Exercise details:
Reproduce all the entries precisely.

# START OF Source data

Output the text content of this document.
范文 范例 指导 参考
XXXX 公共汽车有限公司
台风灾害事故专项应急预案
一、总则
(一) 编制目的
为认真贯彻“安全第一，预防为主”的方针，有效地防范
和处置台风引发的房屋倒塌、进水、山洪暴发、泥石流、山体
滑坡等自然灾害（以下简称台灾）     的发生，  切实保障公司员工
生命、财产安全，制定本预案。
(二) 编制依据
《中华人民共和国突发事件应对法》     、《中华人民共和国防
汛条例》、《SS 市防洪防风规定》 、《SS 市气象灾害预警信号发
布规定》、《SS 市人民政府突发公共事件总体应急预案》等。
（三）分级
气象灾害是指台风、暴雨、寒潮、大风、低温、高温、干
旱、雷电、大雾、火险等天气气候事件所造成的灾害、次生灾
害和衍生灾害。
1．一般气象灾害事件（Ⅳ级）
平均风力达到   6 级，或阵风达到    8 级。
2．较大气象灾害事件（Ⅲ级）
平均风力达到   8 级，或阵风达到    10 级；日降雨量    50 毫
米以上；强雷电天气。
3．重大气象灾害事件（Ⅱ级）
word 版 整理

# END OF Source data

Task output:
Output the text content of this document.
范文 范例 指导 参考
XXXX 公共汽车有限公司
台风灾害事故专项应急预案
一、总则
(一) 编制目的
为认真贯彻“安全第一，预防为主”的方针，有效地防范
和处置台风引发的房屋倒塌、进水、山洪暴发、泥石流、山体
滑坡等自然灾害（以下简称台灾）     的发生，  切实保障公司员工
生命、财产安全，制定本预案。
(二) 编制依据
《中华人民共和国突发事件应对法》     、《中华人民共和国防
汛条例》、《SS 市防洪防风规定》 、《SS 市气象灾害预警信号发
布规定》、《SS 市人民政府突发公共事件总体应急预案》等。
（三）分级
气象灾害是指台风、暴雨、寒潮、大风、低温、高温、干
旱、雷电、大雾、火险等天气气候事件所造成的灾害、次生灾
害和衍生灾害。
1．一般气象灾害事件（Ⅳ级）
平均风力达到   6 级，或阵风达到    8 级。
2．较大气象灾害事件（Ⅲ级）
平均风力达到   8 级，或阵风达到    10 级；日降雨量    50 毫
米以上；强雷电天气。
3．重大气象灾害事件（Ⅱ级）
word 版 整理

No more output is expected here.